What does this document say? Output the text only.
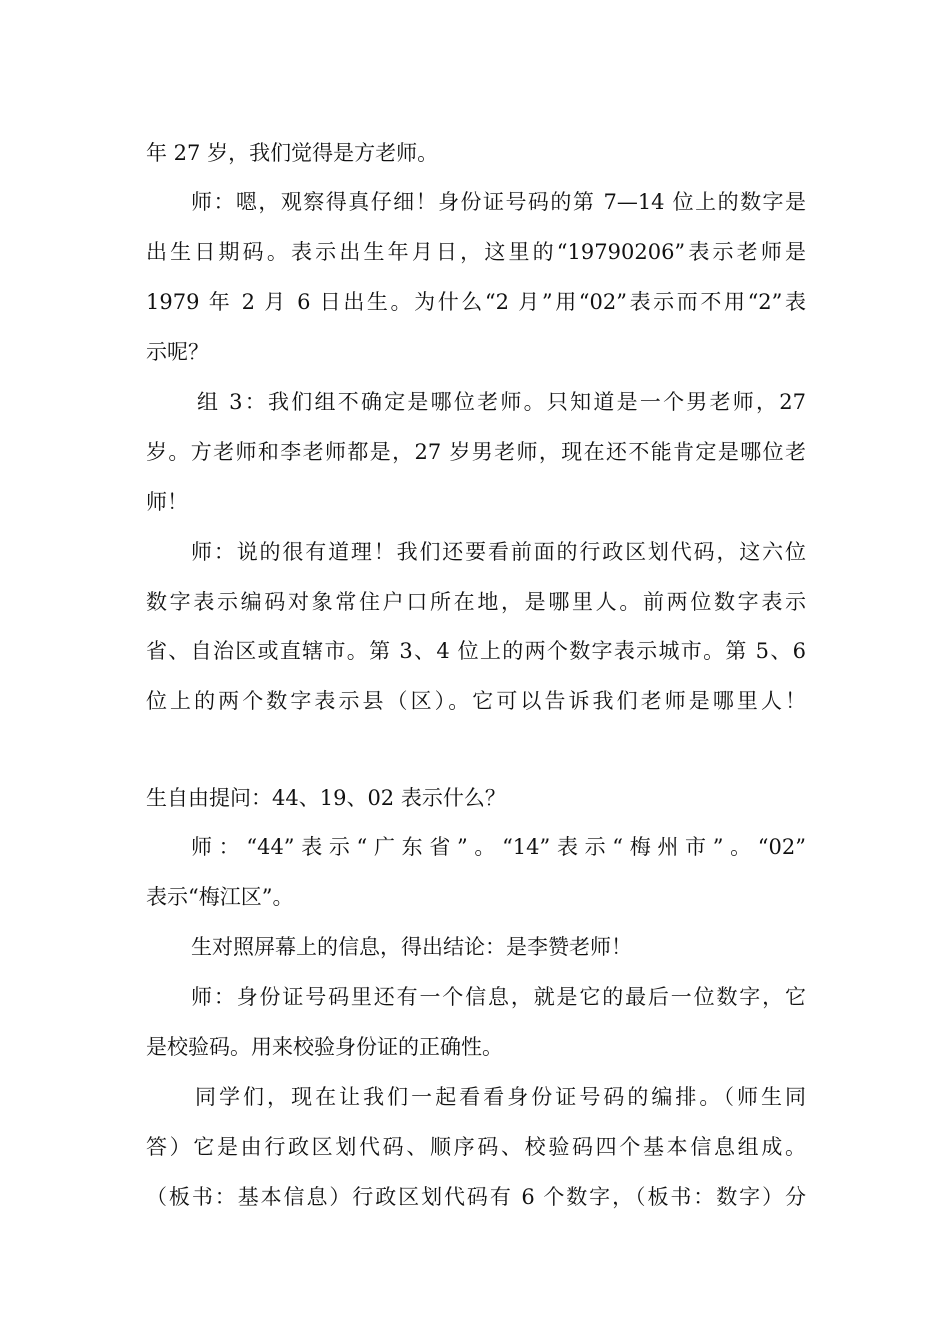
年 27 岁，我们觉得是方老师。
师：嗯，观察得真仔细！身份证号码的第 7—14 位上的数字是
出生日期码。表示出生年月日，这里的“19790206”表示老师是
1979 年 2 月 6 日出生。为什么“2 月”用“02”表示而不用“2”表
示呢？
组 3：我们组不确定是哪位老师。只知道是一个男老师，27
岁。方老师和李老师都是，27 岁男老师，现在还不能肯定是哪位老
师！
师：说的很有道理！我们还要看前面的行政区划代码，这六位
数字表示编码对象常住户口所在地，是哪里人。前两位数字表示
省、自治区或直辖市。第 3、4 位上的两个数字表示城市。第 5、6
位上的两个数字表示县（区）。它可以告诉我们老师是哪里人！
生自由提问：44、19、02 表示什么？
师：“44”表示“广东省”。“14”表示“梅州市”。“02”
表示“梅江区”。
生对照屏幕上的信息，得出结论：是李赞老师！
师：身份证号码里还有一个信息，就是它的最后一位数字，它
是校验码。用来校验身份证的正确性。
同学们，现在让我们一起看看身份证号码的编排。（师生同
答）它是由行政区划代码、顺序码、校验码四个基本信息组成。
（板书：基本信息）行政区划代码有 6 个数字，（板书：数字）分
■ ■ ■
STATED GOAL: Write out the listing above again, exactly, but with no pictures in the copy.

OUTPUT OF THE EXERCISE:
What does this document say? Output the text only.
年 27 岁，我们觉得是方老师。
师：嗯，观察得真仔细！身份证号码的第 7—14 位上的数字是
出生日期码。表示出生年月日，这里的“19790206”表示老师是
1979 年 2 月 6 日出生。为什么“2 月”用“02”表示而不用“2”表
示呢？
组 3：我们组不确定是哪位老师。只知道是一个男老师，27
岁。方老师和李老师都是，27 岁男老师，现在还不能肯定是哪位老
师！
师：说的很有道理！我们还要看前面的行政区划代码，这六位
数字表示编码对象常住户口所在地，是哪里人。前两位数字表示
省、自治区或直辖市。第 3、4 位上的两个数字表示城市。第 5、6
位上的两个数字表示县（区）。它可以告诉我们老师是哪里人！
生自由提问：44、19、02 表示什么？
师：“44”表示“广东省”。“14”表示“梅州市”。“02”
表示“梅江区”。
生对照屏幕上的信息，得出结论：是李赞老师！
师：身份证号码里还有一个信息，就是它的最后一位数字，它
是校验码。用来校验身份证的正确性。
同学们，现在让我们一起看看身份证号码的编排。（师生同
答）它是由行政区划代码、顺序码、校验码四个基本信息组成。
（板书：基本信息）行政区划代码有 6 个数字，（板书：数字）分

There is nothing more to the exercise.